- **Directions**: Return the records that follow unaltered. Omit every picture.

- **Supplied material**:
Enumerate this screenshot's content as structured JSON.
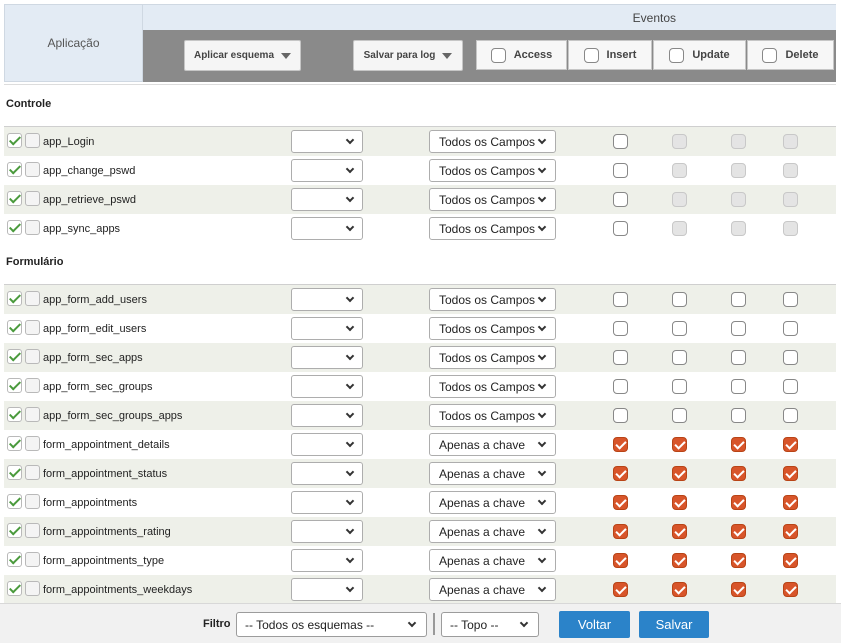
{
  "header": {
    "app_label": "Aplicação",
    "eventos_label": "Eventos",
    "apply_schema": "Aplicar esquema",
    "save_log": "Salvar para log",
    "events": [
      "Access",
      "Insert",
      "Update",
      "Delete"
    ]
  },
  "sections": [
    {
      "title": "Controle",
      "rows": [
        {
          "name": "app_Login",
          "fields": "Todos os Campos",
          "events": [
            "off",
            "disabled",
            "disabled",
            "disabled"
          ]
        },
        {
          "name": "app_change_pswd",
          "fields": "Todos os Campos",
          "events": [
            "off",
            "disabled",
            "disabled",
            "disabled"
          ]
        },
        {
          "name": "app_retrieve_pswd",
          "fields": "Todos os Campos",
          "events": [
            "off",
            "disabled",
            "disabled",
            "disabled"
          ]
        },
        {
          "name": "app_sync_apps",
          "fields": "Todos os Campos",
          "events": [
            "off",
            "disabled",
            "disabled",
            "disabled"
          ]
        }
      ]
    },
    {
      "title": "Formulário",
      "rows": [
        {
          "name": "app_form_add_users",
          "fields": "Todos os Campos",
          "events": [
            "off",
            "off",
            "off",
            "off"
          ]
        },
        {
          "name": "app_form_edit_users",
          "fields": "Todos os Campos",
          "events": [
            "off",
            "off",
            "off",
            "off"
          ]
        },
        {
          "name": "app_form_sec_apps",
          "fields": "Todos os Campos",
          "events": [
            "off",
            "off",
            "off",
            "off"
          ]
        },
        {
          "name": "app_form_sec_groups",
          "fields": "Todos os Campos",
          "events": [
            "off",
            "off",
            "off",
            "off"
          ]
        },
        {
          "name": "app_form_sec_groups_apps",
          "fields": "Todos os Campos",
          "events": [
            "off",
            "off",
            "off",
            "off"
          ]
        },
        {
          "name": "form_appointment_details",
          "fields": "Apenas a chave",
          "events": [
            "on",
            "on",
            "on",
            "on"
          ]
        },
        {
          "name": "form_appointment_status",
          "fields": "Apenas a chave",
          "events": [
            "on",
            "on",
            "on",
            "on"
          ]
        },
        {
          "name": "form_appointments",
          "fields": "Apenas a chave",
          "events": [
            "on",
            "on",
            "on",
            "on"
          ]
        },
        {
          "name": "form_appointments_rating",
          "fields": "Apenas a chave",
          "events": [
            "on",
            "on",
            "on",
            "on"
          ]
        },
        {
          "name": "form_appointments_type",
          "fields": "Apenas a chave",
          "events": [
            "on",
            "on",
            "on",
            "on"
          ]
        },
        {
          "name": "form_appointments_weekdays",
          "fields": "Apenas a chave",
          "events": [
            "on",
            "on",
            "on",
            "on"
          ]
        }
      ]
    }
  ],
  "footer": {
    "filter_label": "Filtro",
    "schema_select": "-- Todos os esquemas --",
    "position_select": "-- Topo --",
    "back_button": "Voltar",
    "save_button": "Salvar"
  },
  "colors": {
    "accent_button": "#2b83c9",
    "checked_event": "#d8552a",
    "row_stripe": "#eef0e9",
    "header_bar": "#8a8a8a"
  }
}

- **Result of this exercise**:
Enumerate this screenshot's content as structured JSON.
{
  "header": {
    "app_label": "Aplicação",
    "eventos_label": "Eventos",
    "apply_schema": "Aplicar esquema",
    "save_log": "Salvar para log",
    "events": [
      "Access",
      "Insert",
      "Update",
      "Delete"
    ]
  },
  "sections": [
    {
      "title": "Controle",
      "rows": [
        {
          "name": "app_Login",
          "fields": "Todos os Campos",
          "events": [
            "off",
            "disabled",
            "disabled",
            "disabled"
          ]
        },
        {
          "name": "app_change_pswd",
          "fields": "Todos os Campos",
          "events": [
            "off",
            "disabled",
            "disabled",
            "disabled"
          ]
        },
        {
          "name": "app_retrieve_pswd",
          "fields": "Todos os Campos",
          "events": [
            "off",
            "disabled",
            "disabled",
            "disabled"
          ]
        },
        {
          "name": "app_sync_apps",
          "fields": "Todos os Campos",
          "events": [
            "off",
            "disabled",
            "disabled",
            "disabled"
          ]
        }
      ]
    },
    {
      "title": "Formulário",
      "rows": [
        {
          "name": "app_form_add_users",
          "fields": "Todos os Campos",
          "events": [
            "off",
            "off",
            "off",
            "off"
          ]
        },
        {
          "name": "app_form_edit_users",
          "fields": "Todos os Campos",
          "events": [
            "off",
            "off",
            "off",
            "off"
          ]
        },
        {
          "name": "app_form_sec_apps",
          "fields": "Todos os Campos",
          "events": [
            "off",
            "off",
            "off",
            "off"
          ]
        },
        {
          "name": "app_form_sec_groups",
          "fields": "Todos os Campos",
          "events": [
            "off",
            "off",
            "off",
            "off"
          ]
        },
        {
          "name": "app_form_sec_groups_apps",
          "fields": "Todos os Campos",
          "events": [
            "off",
            "off",
            "off",
            "off"
          ]
        },
        {
          "name": "form_appointment_details",
          "fields": "Apenas a chave",
          "events": [
            "on",
            "on",
            "on",
            "on"
          ]
        },
        {
          "name": "form_appointment_status",
          "fields": "Apenas a chave",
          "events": [
            "on",
            "on",
            "on",
            "on"
          ]
        },
        {
          "name": "form_appointments",
          "fields": "Apenas a chave",
          "events": [
            "on",
            "on",
            "on",
            "on"
          ]
        },
        {
          "name": "form_appointments_rating",
          "fields": "Apenas a chave",
          "events": [
            "on",
            "on",
            "on",
            "on"
          ]
        },
        {
          "name": "form_appointments_type",
          "fields": "Apenas a chave",
          "events": [
            "on",
            "on",
            "on",
            "on"
          ]
        },
        {
          "name": "form_appointments_weekdays",
          "fields": "Apenas a chave",
          "events": [
            "on",
            "on",
            "on",
            "on"
          ]
        }
      ]
    }
  ],
  "footer": {
    "filter_label": "Filtro",
    "schema_select": "-- Todos os esquemas --",
    "position_select": "-- Topo --",
    "back_button": "Voltar",
    "save_button": "Salvar"
  },
  "colors": {
    "accent_button": "#2b83c9",
    "checked_event": "#d8552a",
    "row_stripe": "#eef0e9",
    "header_bar": "#8a8a8a"
  }
}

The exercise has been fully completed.